- GIVEN TEXT:
┌──
IN THE UNITED STATES DISTRICT COURT FOR THE NORTHERN DISTRICT OF ILLINOIS EASTERN DIVISION
June 8, 2011
AXIOM INSURANCE MANAGERS AGENCY, L.L.C., PLAINTIFF,
CAPITOL INDEMNITY CORPORATION, CAPITOL SPECIALTY INSURANCE CORPORATION, AND PLATTE RIVER INSURANCE COMPANY, DEFENDANTS.
The opinion of the court was delivered by: Judge Joan H. Lefkow
OPINION AND ORDER
Axiom Insurance Managers Agency, L.L.C. filed a three-count complaint against Capitol Indemnity Corporation, Capitol Specialty Insurance Corporation, and Platte River Insurance Company (collectively, "Capitol") alleging claims arising from Capitol's failure to pay amounts due to Axiom under a profit sharing agreement. Count I alleges breach of contract. Count II alleges misappropriation of trade secrets in violation of the Illinois Trade Secrets Act, 765 Ill. Comp. Stat. 1065/2(d). Count III requests an accounting due to Capitol's refusal to share its books and records relating to the calculation of Axiom's profit sharing bonus. Capitol has moved to dismiss Axiom's complaint pursuant to Federal Rule of Civil Procedure 12(b)(3), arguing that Axiom's claims are subject to the forum selection clause contained in two related agency agreements. In the alternative, Capitol requests the court to order the parties to submit to arbitration and transfer this action to the United States District Court for the Western District of Wisconsin. For the following reasons, Capitol's motion [#17] will be granted and this case will be dismissed for improper venue.
└──
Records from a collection
┌──
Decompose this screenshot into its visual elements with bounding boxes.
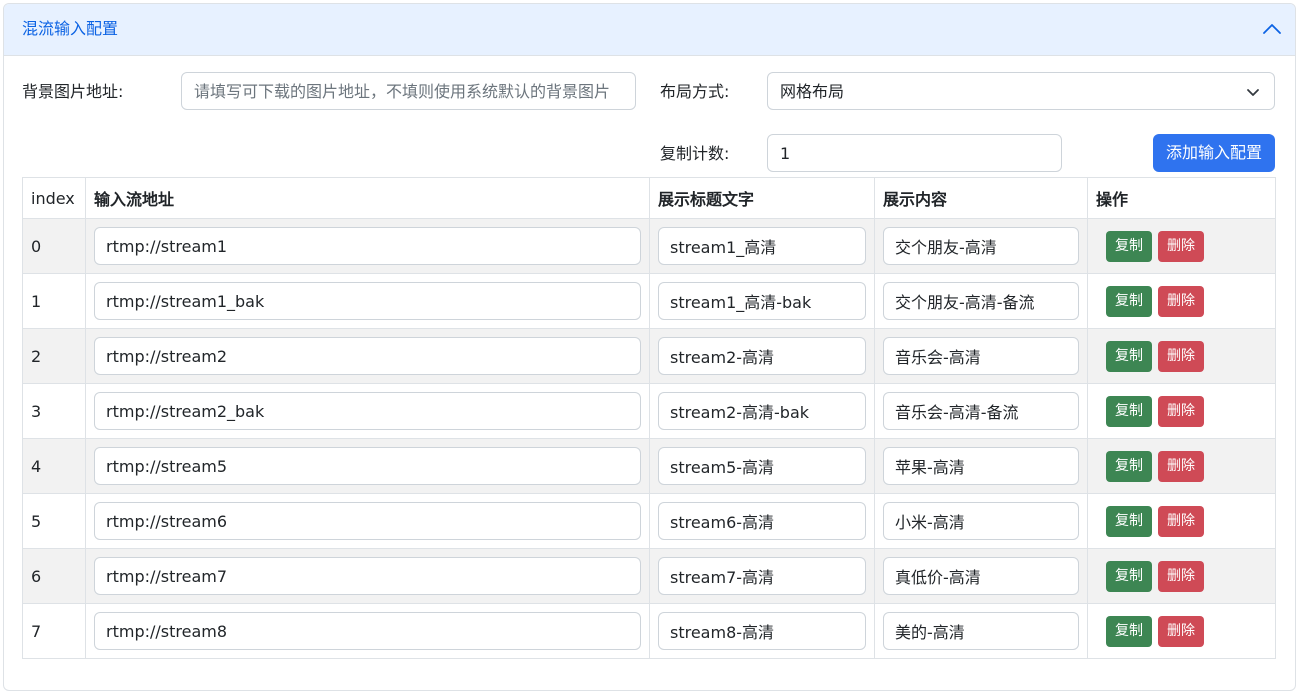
row-index: 0 (22, 218, 86, 274)
table-row: 4 复制删除 (22, 438, 1276, 494)
delete-button[interactable]: 删除 (1158, 230, 1204, 262)
stream-url-input[interactable] (94, 447, 641, 485)
table-row: 7 复制删除 (22, 603, 1276, 659)
chevron-down-icon (1247, 89, 1259, 96)
mix-input-config-card: 混流输入配置 背景图片地址: 布局方式: 网格布局 复制计数: 添加输入配置 i… (3, 3, 1296, 691)
table-row: 2 复制删除 (22, 328, 1276, 384)
row-index: 5 (22, 493, 86, 549)
layout-select-value: 网格布局 (780, 82, 845, 101)
display-title-input[interactable] (658, 227, 866, 265)
stream-url-input[interactable] (94, 227, 641, 265)
display-content-input[interactable] (883, 282, 1079, 320)
table-row: 5 复制删除 (22, 493, 1276, 549)
display-title-input[interactable] (658, 557, 866, 595)
collapse-button[interactable] (1259, 16, 1285, 42)
delete-button[interactable]: 删除 (1158, 505, 1204, 537)
display-title-input[interactable] (658, 502, 866, 540)
copy-button[interactable]: 复制 (1106, 450, 1152, 482)
copy-button[interactable]: 复制 (1106, 560, 1152, 592)
stream-url-input[interactable] (94, 502, 641, 540)
delete-button[interactable]: 删除 (1158, 615, 1204, 647)
delete-button[interactable]: 删除 (1158, 285, 1204, 317)
copy-button[interactable]: 复制 (1106, 230, 1152, 262)
display-content-input[interactable] (883, 612, 1079, 650)
display-content-input[interactable] (883, 227, 1079, 265)
row-index: 7 (22, 603, 86, 659)
chevron-up-icon (1263, 24, 1281, 34)
table-row: 0 复制删除 (22, 218, 1276, 274)
table-row: 3 复制删除 (22, 383, 1276, 439)
copy-button[interactable]: 复制 (1106, 395, 1152, 427)
layout-label: 布局方式: (660, 82, 730, 101)
display-content-input[interactable] (883, 447, 1079, 485)
display-content-input[interactable] (883, 392, 1079, 430)
display-content-input[interactable] (883, 502, 1079, 540)
display-content-input[interactable] (883, 557, 1079, 595)
row-index: 2 (22, 328, 86, 384)
stream-url-input[interactable] (94, 282, 641, 320)
header-actions: 操作 (1087, 177, 1276, 219)
row-index: 3 (22, 383, 86, 439)
bg-image-input[interactable] (181, 72, 636, 110)
header-display-title: 展示标题文字 (649, 177, 875, 219)
display-title-input[interactable] (658, 282, 866, 320)
card-title: 混流输入配置 (22, 19, 119, 38)
display-title-input[interactable] (658, 612, 866, 650)
delete-button[interactable]: 删除 (1158, 340, 1204, 372)
delete-button[interactable]: 删除 (1158, 450, 1204, 482)
copy-button[interactable]: 复制 (1106, 285, 1152, 317)
row-index: 1 (22, 273, 86, 329)
copy-button[interactable]: 复制 (1106, 615, 1152, 647)
card-header[interactable]: 混流输入配置 (4, 4, 1295, 56)
row-index: 4 (22, 438, 86, 494)
table-row: 6 复制删除 (22, 548, 1276, 604)
stream-url-input[interactable] (94, 612, 641, 650)
stream-url-input[interactable] (94, 557, 641, 595)
table-row: 1 复制删除 (22, 273, 1276, 329)
add-input-config-button[interactable]: 添加输入配置 (1153, 134, 1275, 172)
stream-url-input[interactable] (94, 392, 641, 430)
copy-count-label: 复制计数: (660, 144, 730, 163)
row-index: 6 (22, 548, 86, 604)
copy-button[interactable]: 复制 (1106, 340, 1152, 372)
table-header-row: index 输入流地址 展示标题文字 展示内容 操作 (22, 177, 1276, 219)
delete-button[interactable]: 删除 (1158, 395, 1204, 427)
header-display-content: 展示内容 (874, 177, 1088, 219)
input-config-table: index 输入流地址 展示标题文字 展示内容 操作 0 复制删除 1 (22, 177, 1276, 659)
header-index: index (22, 177, 86, 219)
layout-select[interactable]: 网格布局 (767, 72, 1275, 110)
stream-url-input[interactable] (94, 337, 641, 375)
header-input-url: 输入流地址 (85, 177, 650, 219)
display-title-input[interactable] (658, 447, 866, 485)
copy-button[interactable]: 复制 (1106, 505, 1152, 537)
display-title-input[interactable] (658, 392, 866, 430)
display-title-input[interactable] (658, 337, 866, 375)
delete-button[interactable]: 删除 (1158, 560, 1204, 592)
display-content-input[interactable] (883, 337, 1079, 375)
bg-image-label: 背景图片地址: (22, 82, 124, 101)
copy-count-input[interactable] (767, 134, 1062, 172)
└──
- REQUIREMENT: Can you repeat the part of the court opinion starting with "IN THE UNITED" and going on through "INSURANCE COMPANY, DEFENDANTS.", word for word?

- SOLUTION FOR THIS TASK:
IN THE UNITED STATES DISTRICT COURT FOR THE NORTHERN DISTRICT OF ILLINOIS EASTERN DIVISION
June 8, 2011
AXIOM INSURANCE MANAGERS AGENCY, L.L.C., PLAINTIFF,
CAPITOL INDEMNITY CORPORATION, CAPITOL SPECIALTY INSURANCE CORPORATION, AND PLATTE RIVER INSURANCE COMPANY, DEFENDANTS.